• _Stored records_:
◆ ◆ ◆ ◆ ◆
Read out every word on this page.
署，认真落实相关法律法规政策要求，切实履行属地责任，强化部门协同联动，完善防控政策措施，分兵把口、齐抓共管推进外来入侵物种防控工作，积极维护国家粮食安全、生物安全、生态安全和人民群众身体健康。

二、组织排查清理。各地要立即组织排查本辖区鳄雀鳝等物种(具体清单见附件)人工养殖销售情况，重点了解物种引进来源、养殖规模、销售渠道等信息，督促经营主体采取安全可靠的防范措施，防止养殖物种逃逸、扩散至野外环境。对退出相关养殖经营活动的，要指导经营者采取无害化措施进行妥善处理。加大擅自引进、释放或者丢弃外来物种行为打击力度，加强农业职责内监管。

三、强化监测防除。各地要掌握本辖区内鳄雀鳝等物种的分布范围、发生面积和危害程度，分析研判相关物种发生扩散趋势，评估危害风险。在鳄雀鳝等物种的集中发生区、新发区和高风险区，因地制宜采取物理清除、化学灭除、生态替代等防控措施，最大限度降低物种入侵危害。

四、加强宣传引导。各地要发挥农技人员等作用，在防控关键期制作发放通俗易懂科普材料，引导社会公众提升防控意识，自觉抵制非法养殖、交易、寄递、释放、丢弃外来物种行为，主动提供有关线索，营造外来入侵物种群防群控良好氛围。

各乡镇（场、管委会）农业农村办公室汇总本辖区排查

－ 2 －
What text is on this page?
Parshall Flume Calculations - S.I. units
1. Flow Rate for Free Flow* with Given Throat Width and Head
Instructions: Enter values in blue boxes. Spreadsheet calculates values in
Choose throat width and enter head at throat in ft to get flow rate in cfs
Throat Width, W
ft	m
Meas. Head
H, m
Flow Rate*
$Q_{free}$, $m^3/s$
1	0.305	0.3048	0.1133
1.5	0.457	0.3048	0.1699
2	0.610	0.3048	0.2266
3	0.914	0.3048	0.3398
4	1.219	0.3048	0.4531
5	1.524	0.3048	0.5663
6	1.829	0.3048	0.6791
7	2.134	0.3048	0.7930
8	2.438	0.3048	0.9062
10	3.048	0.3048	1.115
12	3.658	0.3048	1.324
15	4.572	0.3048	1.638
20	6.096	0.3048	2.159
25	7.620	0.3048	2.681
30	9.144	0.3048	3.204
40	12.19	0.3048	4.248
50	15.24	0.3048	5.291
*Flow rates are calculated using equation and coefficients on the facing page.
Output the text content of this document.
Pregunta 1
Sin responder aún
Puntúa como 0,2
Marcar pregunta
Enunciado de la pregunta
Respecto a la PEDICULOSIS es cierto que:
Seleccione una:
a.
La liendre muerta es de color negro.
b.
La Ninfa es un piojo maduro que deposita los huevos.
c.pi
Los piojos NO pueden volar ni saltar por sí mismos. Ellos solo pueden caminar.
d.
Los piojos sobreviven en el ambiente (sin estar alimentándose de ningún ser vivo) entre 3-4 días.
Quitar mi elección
◆ ◆ ◆ ◆ ◆
• _Prompt_: Extract the listing in its entirety, matching it exactly.

• _The answer_:
Read out every word on this page.
署，认真落实相关法律法规政策要求，切实履行属地责任，强化部门协同联动，完善防控政策措施，分兵把口、齐抓共管推进外来入侵物种防控工作，积极维护国家粮食安全、生物安全、生态安全和人民群众身体健康。

二、组织排查清理。各地要立即组织排查本辖区鳄雀鳝等物种(具体清单见附件)人工养殖销售情况，重点了解物种引进来源、养殖规模、销售渠道等信息，督促经营主体采取安全可靠的防范措施，防止养殖物种逃逸、扩散至野外环境。对退出相关养殖经营活动的，要指导经营者采取无害化措施进行妥善处理。加大擅自引进、释放或者丢弃外来物种行为打击力度，加强农业职责内监管。

三、强化监测防除。各地要掌握本辖区内鳄雀鳝等物种的分布范围、发生面积和危害程度，分析研判相关物种发生扩散趋势，评估危害风险。在鳄雀鳝等物种的集中发生区、新发区和高风险区，因地制宜采取物理清除、化学灭除、生态替代等防控措施，最大限度降低物种入侵危害。

四、加强宣传引导。各地要发挥农技人员等作用，在防控关键期制作发放通俗易懂科普材料，引导社会公众提升防控意识，自觉抵制非法养殖、交易、寄递、释放、丢弃外来物种行为，主动提供有关线索，营造外来入侵物种群防群控良好氛围。

各乡镇（场、管委会）农业农村办公室汇总本辖区排查

－ 2 －
What text is on this page?
Parshall Flume Calculations - S.I. units
1. Flow Rate for Free Flow* with Given Throat Width and Head
Instructions: Enter values in blue boxes. Spreadsheet calculates values in
Choose throat width and enter head at throat in ft to get flow rate in cfs
Throat Width, W
ft	m
Meas. Head
H, m
Flow Rate*
$Q_{free}$, $m^3/s$
1	0.305	0.3048	0.1133
1.5	0.457	0.3048	0.1699
2	0.610	0.3048	0.2266
3	0.914	0.3048	0.3398
4	1.219	0.3048	0.4531
5	1.524	0.3048	0.5663
6	1.829	0.3048	0.6791
7	2.134	0.3048	0.7930
8	2.438	0.3048	0.9062
10	3.048	0.3048	1.115
12	3.658	0.3048	1.324
15	4.572	0.3048	1.638
20	6.096	0.3048	2.159
25	7.620	0.3048	2.681
30	9.144	0.3048	3.204
40	12.19	0.3048	4.248
50	15.24	0.3048	5.291
*Flow rates are calculated using equation and coefficients on the facing page.
Output the text content of this document.
Pregunta 1
Sin responder aún
Puntúa como 0,2
Marcar pregunta
Enunciado de la pregunta
Respecto a la PEDICULOSIS es cierto que:
Seleccione una:
a.
La liendre muerta es de color negro.
b.
La Ninfa es un piojo maduro que deposita los huevos.
c.pi
Los piojos NO pueden volar ni saltar por sí mismos. Ellos solo pueden caminar.
d.
Los piojos sobreviven en el ambiente (sin estar alimentándose de ningún ser vivo) entre 3-4 días.
Quitar mi elección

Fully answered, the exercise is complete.